Dataset rows about figures:
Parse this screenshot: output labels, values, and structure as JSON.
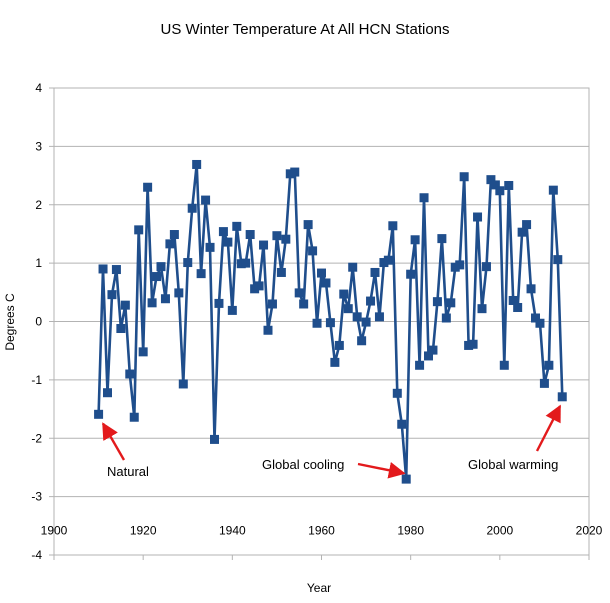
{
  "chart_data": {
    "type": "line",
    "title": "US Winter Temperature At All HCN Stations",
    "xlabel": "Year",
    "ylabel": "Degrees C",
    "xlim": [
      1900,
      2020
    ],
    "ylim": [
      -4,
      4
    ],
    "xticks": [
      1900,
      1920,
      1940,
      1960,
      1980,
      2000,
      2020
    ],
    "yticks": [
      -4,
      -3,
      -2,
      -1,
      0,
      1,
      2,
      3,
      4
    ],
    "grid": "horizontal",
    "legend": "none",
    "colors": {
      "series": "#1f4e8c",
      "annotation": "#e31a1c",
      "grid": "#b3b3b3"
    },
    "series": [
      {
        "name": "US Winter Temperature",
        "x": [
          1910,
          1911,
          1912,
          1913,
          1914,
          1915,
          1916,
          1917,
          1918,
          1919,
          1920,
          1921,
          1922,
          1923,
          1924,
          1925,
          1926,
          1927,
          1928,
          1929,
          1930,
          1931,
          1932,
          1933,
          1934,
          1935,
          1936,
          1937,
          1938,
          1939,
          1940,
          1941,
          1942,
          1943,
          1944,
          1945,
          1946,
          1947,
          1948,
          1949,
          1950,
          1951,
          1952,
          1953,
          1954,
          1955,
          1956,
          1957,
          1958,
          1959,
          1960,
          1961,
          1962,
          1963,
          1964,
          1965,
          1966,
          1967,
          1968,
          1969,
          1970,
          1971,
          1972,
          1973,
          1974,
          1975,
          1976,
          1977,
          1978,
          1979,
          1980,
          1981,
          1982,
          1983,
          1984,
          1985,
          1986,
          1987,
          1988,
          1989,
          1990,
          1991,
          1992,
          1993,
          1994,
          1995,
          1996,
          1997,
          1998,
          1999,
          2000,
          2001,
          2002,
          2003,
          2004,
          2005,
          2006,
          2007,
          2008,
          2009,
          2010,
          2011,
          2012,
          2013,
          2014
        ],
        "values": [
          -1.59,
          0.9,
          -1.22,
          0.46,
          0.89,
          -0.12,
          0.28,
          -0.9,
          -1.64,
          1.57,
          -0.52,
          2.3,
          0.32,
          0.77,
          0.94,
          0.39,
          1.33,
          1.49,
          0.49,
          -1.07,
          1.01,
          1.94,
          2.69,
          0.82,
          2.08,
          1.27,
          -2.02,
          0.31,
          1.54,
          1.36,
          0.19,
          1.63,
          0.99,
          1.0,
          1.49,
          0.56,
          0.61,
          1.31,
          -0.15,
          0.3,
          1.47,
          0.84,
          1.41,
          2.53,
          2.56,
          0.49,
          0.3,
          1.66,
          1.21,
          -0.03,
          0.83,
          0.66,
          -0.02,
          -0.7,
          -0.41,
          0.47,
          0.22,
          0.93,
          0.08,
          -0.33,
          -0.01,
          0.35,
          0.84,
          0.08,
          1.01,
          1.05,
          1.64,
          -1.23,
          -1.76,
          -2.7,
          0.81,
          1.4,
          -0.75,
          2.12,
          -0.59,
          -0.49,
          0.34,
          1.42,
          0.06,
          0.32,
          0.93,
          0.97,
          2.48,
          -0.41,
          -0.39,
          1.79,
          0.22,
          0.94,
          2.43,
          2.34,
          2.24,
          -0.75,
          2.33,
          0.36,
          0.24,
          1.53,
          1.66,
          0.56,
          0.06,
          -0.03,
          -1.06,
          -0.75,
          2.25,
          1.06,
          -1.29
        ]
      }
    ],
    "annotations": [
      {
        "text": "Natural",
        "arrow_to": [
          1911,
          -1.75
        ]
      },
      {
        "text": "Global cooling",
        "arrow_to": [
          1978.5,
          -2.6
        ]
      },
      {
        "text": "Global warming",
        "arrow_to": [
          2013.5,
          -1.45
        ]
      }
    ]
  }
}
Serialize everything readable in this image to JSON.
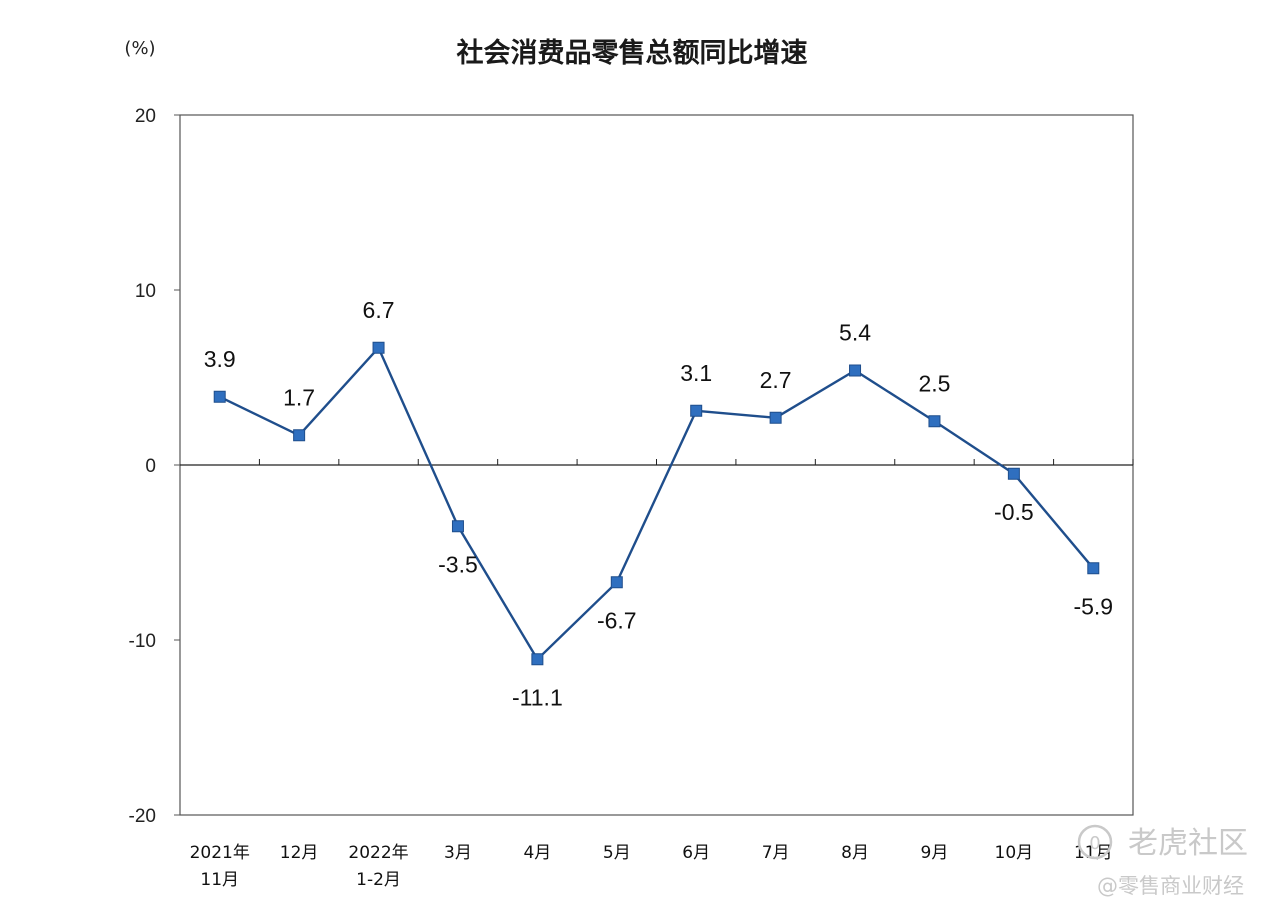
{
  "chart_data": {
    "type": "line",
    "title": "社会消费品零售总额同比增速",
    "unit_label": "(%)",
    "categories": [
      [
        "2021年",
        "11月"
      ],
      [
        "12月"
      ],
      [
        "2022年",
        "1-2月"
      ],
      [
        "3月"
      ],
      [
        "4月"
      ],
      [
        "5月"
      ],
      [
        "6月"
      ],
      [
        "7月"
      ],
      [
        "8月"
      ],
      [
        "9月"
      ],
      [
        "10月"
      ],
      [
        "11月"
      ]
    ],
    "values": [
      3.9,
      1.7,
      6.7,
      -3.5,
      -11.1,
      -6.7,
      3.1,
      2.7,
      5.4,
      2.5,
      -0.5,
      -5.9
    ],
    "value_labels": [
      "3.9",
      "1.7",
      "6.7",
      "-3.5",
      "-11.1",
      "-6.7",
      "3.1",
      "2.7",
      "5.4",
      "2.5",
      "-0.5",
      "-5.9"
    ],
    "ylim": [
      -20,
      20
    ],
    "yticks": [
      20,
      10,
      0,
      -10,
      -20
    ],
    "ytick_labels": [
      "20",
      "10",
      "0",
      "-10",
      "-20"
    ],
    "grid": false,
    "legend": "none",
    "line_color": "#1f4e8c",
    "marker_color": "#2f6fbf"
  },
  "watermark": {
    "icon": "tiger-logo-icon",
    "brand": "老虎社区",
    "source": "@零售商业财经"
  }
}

■ **THE TASK**
Repeat every record precisely. Any picture among them stays out of the copy.

■ **ANSWER**
Parse this screenshot: output labels, values, and structure as JSON.
{
  "chart_data": {
    "type": "line",
    "title": "US Winter Temperature At All HCN Stations",
    "xlabel": "Year",
    "ylabel": "Degrees C",
    "xlim": [
      1900,
      2020
    ],
    "ylim": [
      -4,
      4
    ],
    "xticks": [
      1900,
      1920,
      1940,
      1960,
      1980,
      2000,
      2020
    ],
    "yticks": [
      -4,
      -3,
      -2,
      -1,
      0,
      1,
      2,
      3,
      4
    ],
    "grid": "horizontal",
    "legend": "none",
    "colors": {
      "series": "#1f4e8c",
      "annotation": "#e31a1c",
      "grid": "#b3b3b3"
    },
    "series": [
      {
        "name": "US Winter Temperature",
        "x": [
          1910,
          1911,
          1912,
          1913,
          1914,
          1915,
          1916,
          1917,
          1918,
          1919,
          1920,
          1921,
          1922,
          1923,
          1924,
          1925,
          1926,
          1927,
          1928,
          1929,
          1930,
          1931,
          1932,
          1933,
          1934,
          1935,
          1936,
          1937,
          1938,
          1939,
          1940,
          1941,
          1942,
          1943,
          1944,
          1945,
          1946,
          1947,
          1948,
          1949,
          1950,
          1951,
          1952,
          1953,
          1954,
          1955,
          1956,
          1957,
          1958,
          1959,
          1960,
          1961,
          1962,
          1963,
          1964,
          1965,
          1966,
          1967,
          1968,
          1969,
          1970,
          1971,
          1972,
          1973,
          1974,
          1975,
          1976,
          1977,
          1978,
          1979,
          1980,
          1981,
          1982,
          1983,
          1984,
          1985,
          1986,
          1987,
          1988,
          1989,
          1990,
          1991,
          1992,
          1993,
          1994,
          1995,
          1996,
          1997,
          1998,
          1999,
          2000,
          2001,
          2002,
          2003,
          2004,
          2005,
          2006,
          2007,
          2008,
          2009,
          2010,
          2011,
          2012,
          2013,
          2014
        ],
        "values": [
          -1.59,
          0.9,
          -1.22,
          0.46,
          0.89,
          -0.12,
          0.28,
          -0.9,
          -1.64,
          1.57,
          -0.52,
          2.3,
          0.32,
          0.77,
          0.94,
          0.39,
          1.33,
          1.49,
          0.49,
          -1.07,
          1.01,
          1.94,
          2.69,
          0.82,
          2.08,
          1.27,
          -2.02,
          0.31,
          1.54,
          1.36,
          0.19,
          1.63,
          0.99,
          1.0,
          1.49,
          0.56,
          0.61,
          1.31,
          -0.15,
          0.3,
          1.47,
          0.84,
          1.41,
          2.53,
          2.56,
          0.49,
          0.3,
          1.66,
          1.21,
          -0.03,
          0.83,
          0.66,
          -0.02,
          -0.7,
          -0.41,
          0.47,
          0.22,
          0.93,
          0.08,
          -0.33,
          -0.01,
          0.35,
          0.84,
          0.08,
          1.01,
          1.05,
          1.64,
          -1.23,
          -1.76,
          -2.7,
          0.81,
          1.4,
          -0.75,
          2.12,
          -0.59,
          -0.49,
          0.34,
          1.42,
          0.06,
          0.32,
          0.93,
          0.97,
          2.48,
          -0.41,
          -0.39,
          1.79,
          0.22,
          0.94,
          2.43,
          2.34,
          2.24,
          -0.75,
          2.33,
          0.36,
          0.24,
          1.53,
          1.66,
          0.56,
          0.06,
          -0.03,
          -1.06,
          -0.75,
          2.25,
          1.06,
          -1.29
        ]
      }
    ],
    "annotations": [
      {
        "text": "Natural",
        "arrow_to": [
          1911,
          -1.75
        ]
      },
      {
        "text": "Global cooling",
        "arrow_to": [
          1978.5,
          -2.6
        ]
      },
      {
        "text": "Global warming",
        "arrow_to": [
          2013.5,
          -1.45
        ]
      }
    ]
  }
}
Serialize everything readable in this image to JSON.
{
  "chart_data": {
    "type": "line",
    "title": "社会消费品零售总额同比增速",
    "unit_label": "(%)",
    "categories": [
      [
        "2021年",
        "11月"
      ],
      [
        "12月"
      ],
      [
        "2022年",
        "1-2月"
      ],
      [
        "3月"
      ],
      [
        "4月"
      ],
      [
        "5月"
      ],
      [
        "6月"
      ],
      [
        "7月"
      ],
      [
        "8月"
      ],
      [
        "9月"
      ],
      [
        "10月"
      ],
      [
        "11月"
      ]
    ],
    "values": [
      3.9,
      1.7,
      6.7,
      -3.5,
      -11.1,
      -6.7,
      3.1,
      2.7,
      5.4,
      2.5,
      -0.5,
      -5.9
    ],
    "value_labels": [
      "3.9",
      "1.7",
      "6.7",
      "-3.5",
      "-11.1",
      "-6.7",
      "3.1",
      "2.7",
      "5.4",
      "2.5",
      "-0.5",
      "-5.9"
    ],
    "ylim": [
      -20,
      20
    ],
    "yticks": [
      20,
      10,
      0,
      -10,
      -20
    ],
    "ytick_labels": [
      "20",
      "10",
      "0",
      "-10",
      "-20"
    ],
    "grid": false,
    "legend": "none",
    "line_color": "#1f4e8c",
    "marker_color": "#2f6fbf"
  },
  "watermark": {
    "icon": "tiger-logo-icon",
    "brand": "老虎社区",
    "source": "@零售商业财经"
  }
}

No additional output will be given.